_Exercise prompt_:
Reproduce the listing word for word, leaving every picture behind.

_Supplied data_:
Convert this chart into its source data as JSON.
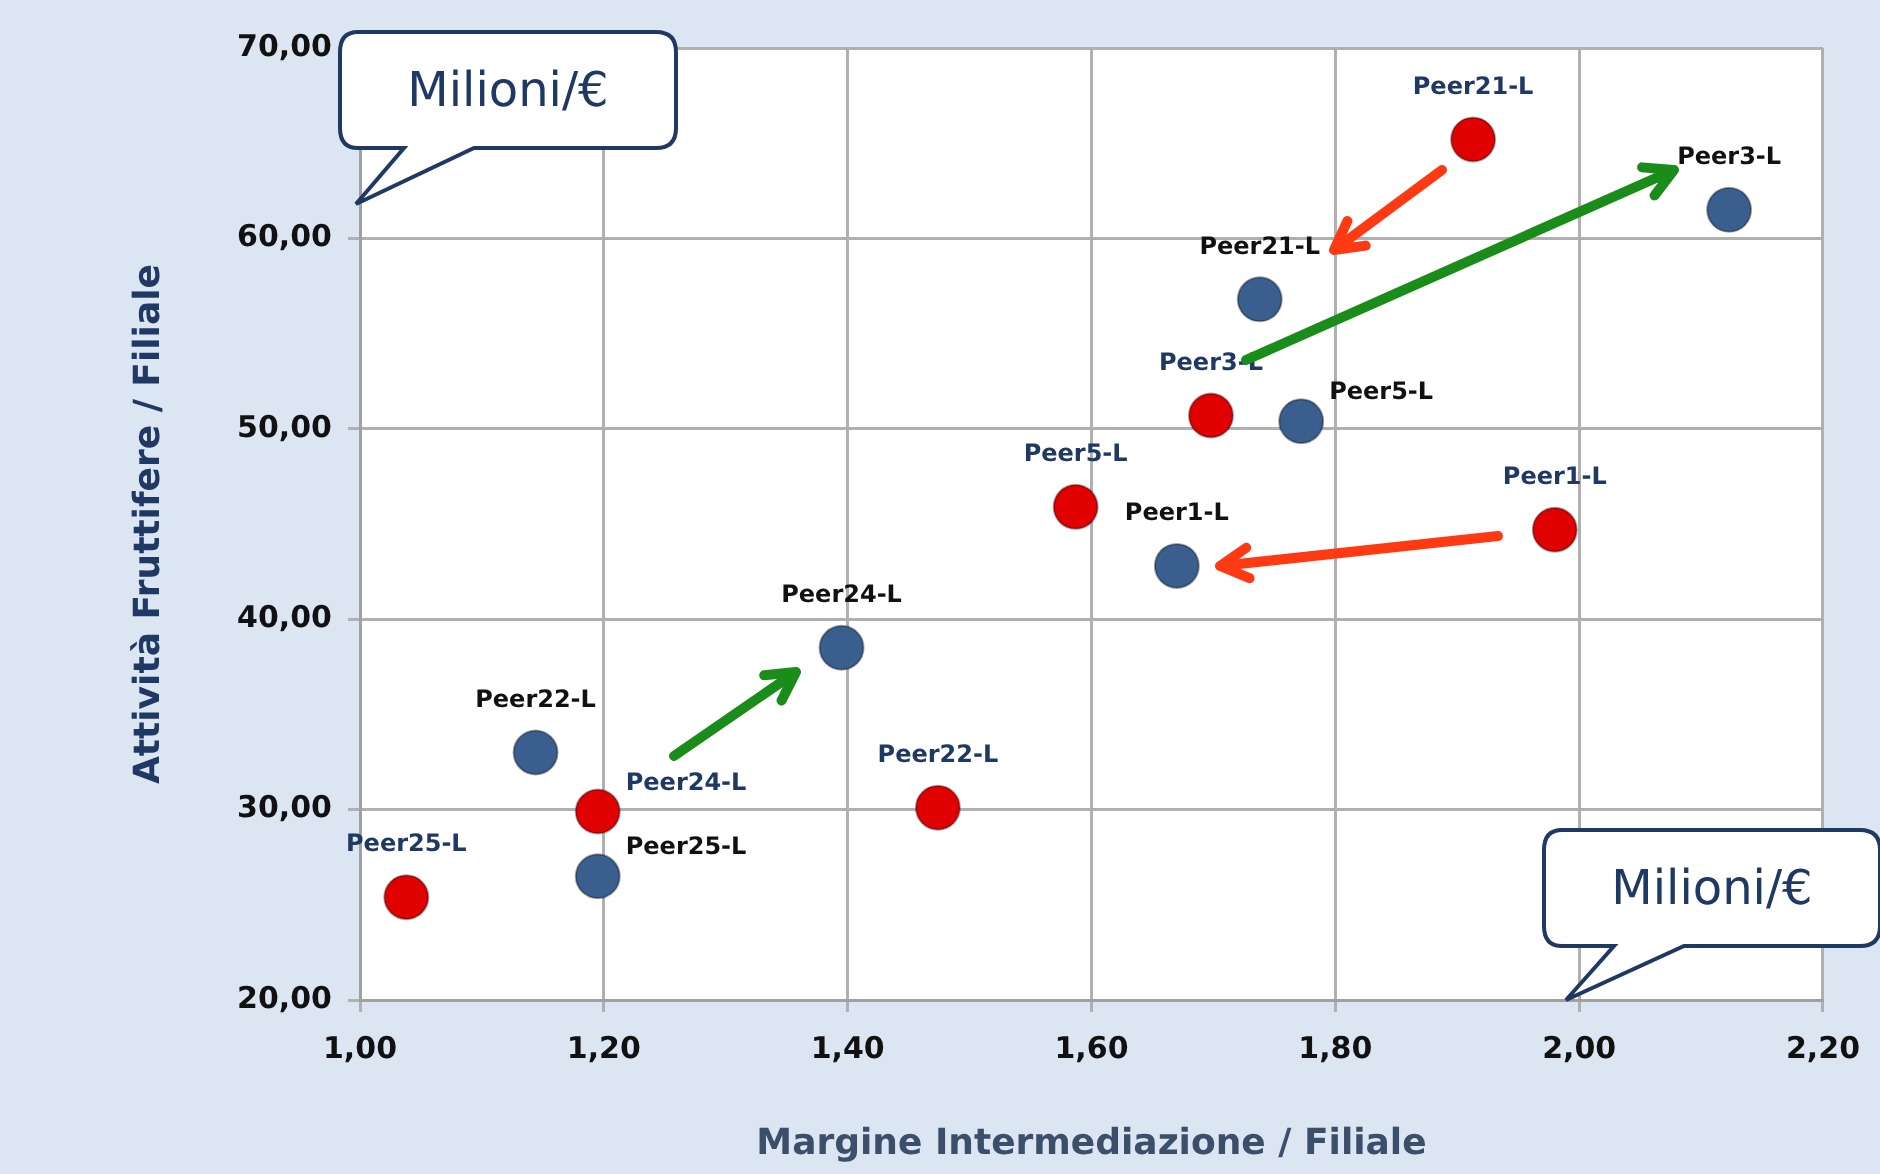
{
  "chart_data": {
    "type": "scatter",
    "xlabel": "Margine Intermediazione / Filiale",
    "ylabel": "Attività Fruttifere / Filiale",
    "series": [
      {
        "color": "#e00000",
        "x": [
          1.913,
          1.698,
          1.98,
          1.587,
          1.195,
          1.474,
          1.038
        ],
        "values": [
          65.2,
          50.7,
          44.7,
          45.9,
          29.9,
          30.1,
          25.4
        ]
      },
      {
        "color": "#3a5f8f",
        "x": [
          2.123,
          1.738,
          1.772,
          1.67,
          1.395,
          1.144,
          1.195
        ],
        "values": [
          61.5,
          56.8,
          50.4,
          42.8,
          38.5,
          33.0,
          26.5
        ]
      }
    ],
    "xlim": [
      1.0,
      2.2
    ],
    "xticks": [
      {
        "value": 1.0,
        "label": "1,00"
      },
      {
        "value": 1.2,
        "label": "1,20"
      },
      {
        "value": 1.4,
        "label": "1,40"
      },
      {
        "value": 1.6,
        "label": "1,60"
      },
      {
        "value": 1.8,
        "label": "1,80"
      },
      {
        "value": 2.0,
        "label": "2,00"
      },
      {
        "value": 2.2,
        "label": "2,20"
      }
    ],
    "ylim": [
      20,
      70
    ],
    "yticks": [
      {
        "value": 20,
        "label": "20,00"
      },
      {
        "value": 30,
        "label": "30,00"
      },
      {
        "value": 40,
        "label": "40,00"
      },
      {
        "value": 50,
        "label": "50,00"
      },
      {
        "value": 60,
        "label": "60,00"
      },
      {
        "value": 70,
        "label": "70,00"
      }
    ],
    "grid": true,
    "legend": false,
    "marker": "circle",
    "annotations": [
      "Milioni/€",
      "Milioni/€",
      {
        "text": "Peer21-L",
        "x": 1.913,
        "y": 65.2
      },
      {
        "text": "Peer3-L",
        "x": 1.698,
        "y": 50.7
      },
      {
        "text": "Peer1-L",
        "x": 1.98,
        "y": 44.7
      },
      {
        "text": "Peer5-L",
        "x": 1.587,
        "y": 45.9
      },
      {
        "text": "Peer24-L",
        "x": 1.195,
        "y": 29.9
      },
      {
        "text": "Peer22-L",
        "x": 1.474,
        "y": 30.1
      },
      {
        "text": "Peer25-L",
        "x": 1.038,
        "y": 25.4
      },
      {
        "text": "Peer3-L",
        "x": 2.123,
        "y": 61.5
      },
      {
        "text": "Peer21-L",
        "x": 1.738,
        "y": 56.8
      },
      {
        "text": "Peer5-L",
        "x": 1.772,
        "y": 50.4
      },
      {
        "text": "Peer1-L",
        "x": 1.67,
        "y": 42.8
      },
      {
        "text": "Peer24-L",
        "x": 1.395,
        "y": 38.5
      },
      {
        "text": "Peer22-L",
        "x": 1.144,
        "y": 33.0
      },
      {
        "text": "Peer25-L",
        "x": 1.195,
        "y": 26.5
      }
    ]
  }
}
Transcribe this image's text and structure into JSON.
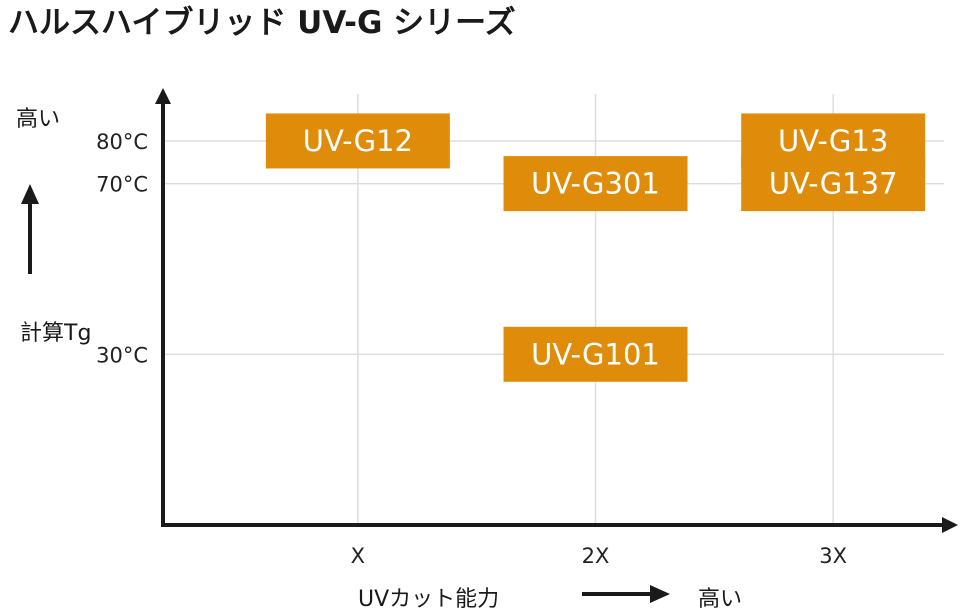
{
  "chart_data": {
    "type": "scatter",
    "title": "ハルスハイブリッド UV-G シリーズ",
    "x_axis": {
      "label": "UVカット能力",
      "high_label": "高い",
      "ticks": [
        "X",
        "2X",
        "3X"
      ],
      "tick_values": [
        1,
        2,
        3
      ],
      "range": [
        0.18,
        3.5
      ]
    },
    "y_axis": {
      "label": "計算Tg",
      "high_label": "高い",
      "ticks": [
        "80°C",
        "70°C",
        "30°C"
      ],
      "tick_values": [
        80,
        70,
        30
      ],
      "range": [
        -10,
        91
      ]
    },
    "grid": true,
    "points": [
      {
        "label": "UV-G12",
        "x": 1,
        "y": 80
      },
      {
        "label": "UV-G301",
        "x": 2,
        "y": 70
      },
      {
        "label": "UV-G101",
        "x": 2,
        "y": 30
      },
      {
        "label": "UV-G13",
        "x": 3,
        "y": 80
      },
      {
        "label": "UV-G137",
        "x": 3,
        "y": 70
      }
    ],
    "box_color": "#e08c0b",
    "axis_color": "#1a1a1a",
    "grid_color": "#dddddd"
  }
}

_Result for this exercise_:
Convert this chart into its source data as JSON.
{
  "chart_data": {
    "type": "scatter",
    "xlabel": "Margine Intermediazione / Filiale",
    "ylabel": "Attività Fruttifere / Filiale",
    "series": [
      {
        "color": "#e00000",
        "x": [
          1.913,
          1.698,
          1.98,
          1.587,
          1.195,
          1.474,
          1.038
        ],
        "values": [
          65.2,
          50.7,
          44.7,
          45.9,
          29.9,
          30.1,
          25.4
        ]
      },
      {
        "color": "#3a5f8f",
        "x": [
          2.123,
          1.738,
          1.772,
          1.67,
          1.395,
          1.144,
          1.195
        ],
        "values": [
          61.5,
          56.8,
          50.4,
          42.8,
          38.5,
          33.0,
          26.5
        ]
      }
    ],
    "xlim": [
      1.0,
      2.2
    ],
    "xticks": [
      {
        "value": 1.0,
        "label": "1,00"
      },
      {
        "value": 1.2,
        "label": "1,20"
      },
      {
        "value": 1.4,
        "label": "1,40"
      },
      {
        "value": 1.6,
        "label": "1,60"
      },
      {
        "value": 1.8,
        "label": "1,80"
      },
      {
        "value": 2.0,
        "label": "2,00"
      },
      {
        "value": 2.2,
        "label": "2,20"
      }
    ],
    "ylim": [
      20,
      70
    ],
    "yticks": [
      {
        "value": 20,
        "label": "20,00"
      },
      {
        "value": 30,
        "label": "30,00"
      },
      {
        "value": 40,
        "label": "40,00"
      },
      {
        "value": 50,
        "label": "50,00"
      },
      {
        "value": 60,
        "label": "60,00"
      },
      {
        "value": 70,
        "label": "70,00"
      }
    ],
    "grid": true,
    "legend": false,
    "marker": "circle",
    "annotations": [
      "Milioni/€",
      "Milioni/€",
      {
        "text": "Peer21-L",
        "x": 1.913,
        "y": 65.2
      },
      {
        "text": "Peer3-L",
        "x": 1.698,
        "y": 50.7
      },
      {
        "text": "Peer1-L",
        "x": 1.98,
        "y": 44.7
      },
      {
        "text": "Peer5-L",
        "x": 1.587,
        "y": 45.9
      },
      {
        "text": "Peer24-L",
        "x": 1.195,
        "y": 29.9
      },
      {
        "text": "Peer22-L",
        "x": 1.474,
        "y": 30.1
      },
      {
        "text": "Peer25-L",
        "x": 1.038,
        "y": 25.4
      },
      {
        "text": "Peer3-L",
        "x": 2.123,
        "y": 61.5
      },
      {
        "text": "Peer21-L",
        "x": 1.738,
        "y": 56.8
      },
      {
        "text": "Peer5-L",
        "x": 1.772,
        "y": 50.4
      },
      {
        "text": "Peer1-L",
        "x": 1.67,
        "y": 42.8
      },
      {
        "text": "Peer24-L",
        "x": 1.395,
        "y": 38.5
      },
      {
        "text": "Peer22-L",
        "x": 1.144,
        "y": 33.0
      },
      {
        "text": "Peer25-L",
        "x": 1.195,
        "y": 26.5
      }
    ]
  }
}
Transcribe this image's text and structure into JSON.
{
  "chart_data": {
    "type": "scatter",
    "title": "ハルスハイブリッド UV-G シリーズ",
    "x_axis": {
      "label": "UVカット能力",
      "high_label": "高い",
      "ticks": [
        "X",
        "2X",
        "3X"
      ],
      "tick_values": [
        1,
        2,
        3
      ],
      "range": [
        0.18,
        3.5
      ]
    },
    "y_axis": {
      "label": "計算Tg",
      "high_label": "高い",
      "ticks": [
        "80°C",
        "70°C",
        "30°C"
      ],
      "tick_values": [
        80,
        70,
        30
      ],
      "range": [
        -10,
        91
      ]
    },
    "grid": true,
    "points": [
      {
        "label": "UV-G12",
        "x": 1,
        "y": 80
      },
      {
        "label": "UV-G301",
        "x": 2,
        "y": 70
      },
      {
        "label": "UV-G101",
        "x": 2,
        "y": 30
      },
      {
        "label": "UV-G13",
        "x": 3,
        "y": 80
      },
      {
        "label": "UV-G137",
        "x": 3,
        "y": 70
      }
    ],
    "box_color": "#e08c0b",
    "axis_color": "#1a1a1a",
    "grid_color": "#dddddd"
  }
}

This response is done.